Reproduce the records. Keep every word exact and include no images.

^^^^^^^^

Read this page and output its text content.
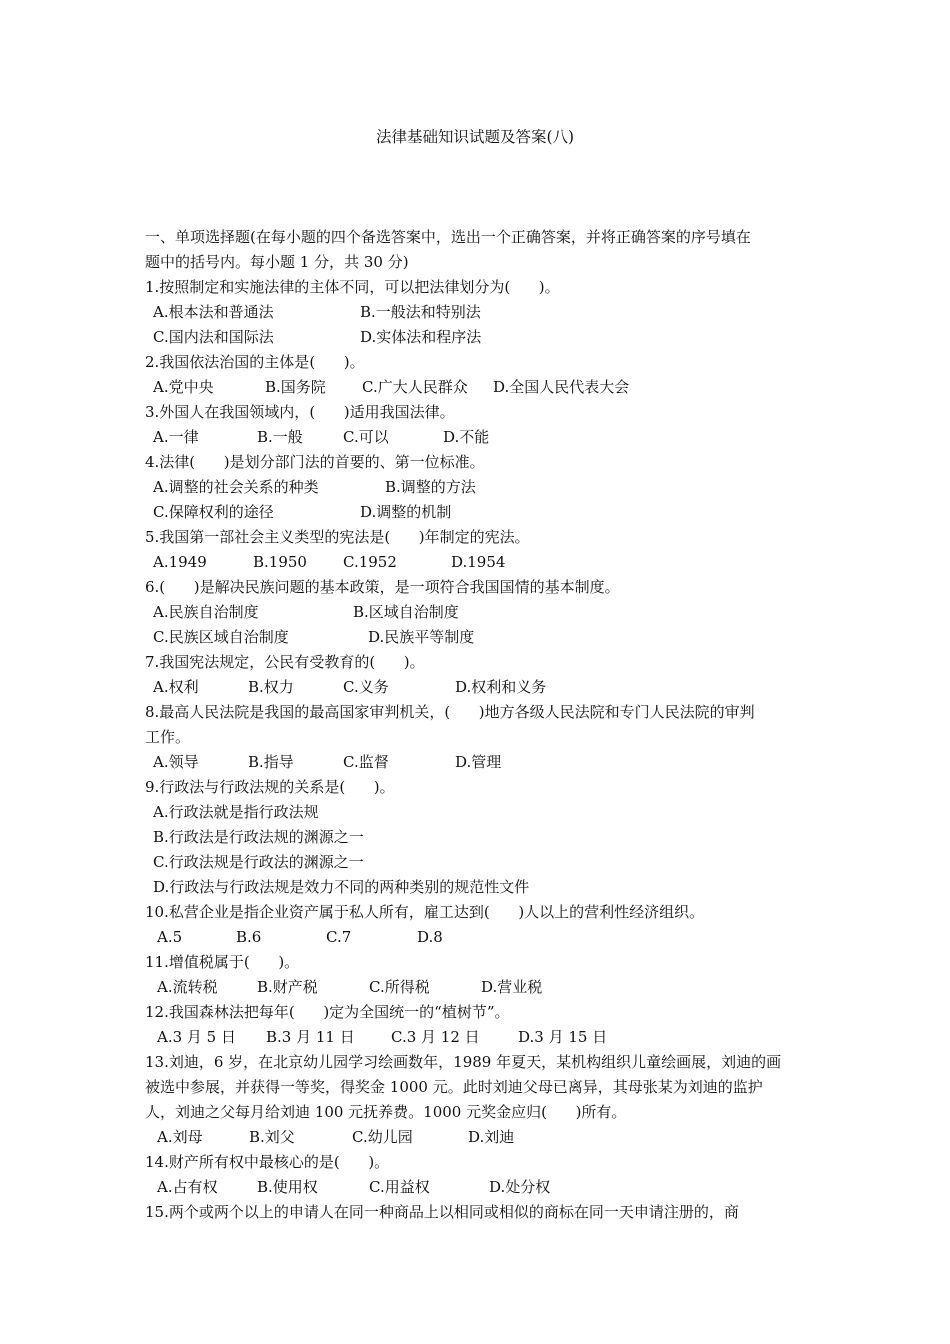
法律基础知识试题及答案(八)
一、单项选择题(在每小题的四个备选答案中，选出一个正确答案，并将正确答案的序号填在
题中的括号内。每小题 1 分，共 30 分)
1.按照制定和实施法律的主体不同，可以把法律划分为(      )。
A.根本法和普通法	B.一般法和特别法
C.国内法和国际法	D.实体法和程序法
2.我国依法治国的主体是(      )。
A.党中央	B.国务院 C.广大人民群众 D.全国人民代表大会
3.外国人在我国领域内，(      )适用我国法律。
A.一律	B.一般	C.可以	D.不能
4.法律(      )是划分部门法的首要的、第一位标准。
A.调整的社会关系的种类	B.调整的方法
C.保障权利的途径	D.调整的机制
5.我国第一部社会主义类型的宪法是(      )年制定的宪法。
A.1949	B.1950 C.1952	D.1954
6.(      )是解决民族问题的基本政策，是一项符合我国国情的基本制度。
A.民族自治制度	B.区域自治制度
C.民族区域自治制度	D.民族平等制度
7.我国宪法规定，公民有受教育的(      )。
A.权利	B.权力	C.义务	D.权利和义务
8.最高人民法院是我国的最高国家审判机关，(      )地方各级人民法院和专门人民法院的审判
工作。
A.领导	B.指导	C.监督	D.管理
9.行政法与行政法规的关系是(      )。
A.行政法就是指行政法规
B.行政法是行政法规的渊源之一
C.行政法规是行政法的渊源之一
D.行政法与行政法规是效力不同的两种类别的规范性文件
10.私营企业是指企业资产属于私人所有，雇工达到(      )人以上的营利性经济组织。
A.5	B.6	C.7	D.8
11.增值税属于(      )。
A.流转税	B.财产税	C.所得税	D.营业税
12.我国森林法把每年(      )定为全国统一的“植树节”。
A.3 月 5 日 B.3 月 11 日 C.3 月 12 日	D.3 月 15 日
13.刘迪，6 岁，在北京幼儿园学习绘画数年，1989 年夏天，某机构组织儿童绘画展，刘迪的画
被选中参展，并获得一等奖，得奖金 1000 元。此时刘迪父母已离异，其母张某为刘迪的监护
人，刘迪之父每月给刘迪 100 元抚养费。1000 元奖金应归(      )所有。
A.刘母	B.刘父	C.幼儿园	D.刘迪
14.财产所有权中最核心的是(      )。
A.占有权	B.使用权	C.用益权	D.处分权
15.两个或两个以上的申请人在同一种商品上以相同或相似的商标在同一天申请注册的，商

^^^^^^^^

## Completed task
Read this page and output its text content.
法律基础知识试题及答案(八)
一、单项选择题(在每小题的四个备选答案中，选出一个正确答案，并将正确答案的序号填在
题中的括号内。每小题 1 分，共 30 分)
1.按照制定和实施法律的主体不同，可以把法律划分为(      )。
A.根本法和普通法	B.一般法和特别法
C.国内法和国际法	D.实体法和程序法
2.我国依法治国的主体是(      )。
A.党中央	B.国务院 C.广大人民群众 D.全国人民代表大会
3.外国人在我国领域内，(      )适用我国法律。
A.一律	B.一般	C.可以	D.不能
4.法律(      )是划分部门法的首要的、第一位标准。
A.调整的社会关系的种类	B.调整的方法
C.保障权利的途径	D.调整的机制
5.我国第一部社会主义类型的宪法是(      )年制定的宪法。
A.1949	B.1950 C.1952	D.1954
6.(      )是解决民族问题的基本政策，是一项符合我国国情的基本制度。
A.民族自治制度	B.区域自治制度
C.民族区域自治制度	D.民族平等制度
7.我国宪法规定，公民有受教育的(      )。
A.权利	B.权力	C.义务	D.权利和义务
8.最高人民法院是我国的最高国家审判机关，(      )地方各级人民法院和专门人民法院的审判
工作。
A.领导	B.指导	C.监督	D.管理
9.行政法与行政法规的关系是(      )。
A.行政法就是指行政法规
B.行政法是行政法规的渊源之一
C.行政法规是行政法的渊源之一
D.行政法与行政法规是效力不同的两种类别的规范性文件
10.私营企业是指企业资产属于私人所有，雇工达到(      )人以上的营利性经济组织。
A.5	B.6	C.7	D.8
11.增值税属于(      )。
A.流转税	B.财产税	C.所得税	D.营业税
12.我国森林法把每年(      )定为全国统一的“植树节”。
A.3 月 5 日 B.3 月 11 日 C.3 月 12 日	D.3 月 15 日
13.刘迪，6 岁，在北京幼儿园学习绘画数年，1989 年夏天，某机构组织儿童绘画展，刘迪的画
被选中参展，并获得一等奖，得奖金 1000 元。此时刘迪父母已离异，其母张某为刘迪的监护
人，刘迪之父每月给刘迪 100 元抚养费。1000 元奖金应归(      )所有。
A.刘母	B.刘父	C.幼儿园	D.刘迪
14.财产所有权中最核心的是(      )。
A.占有权	B.使用权	C.用益权	D.处分权
15.两个或两个以上的申请人在同一种商品上以相同或相似的商标在同一天申请注册的，商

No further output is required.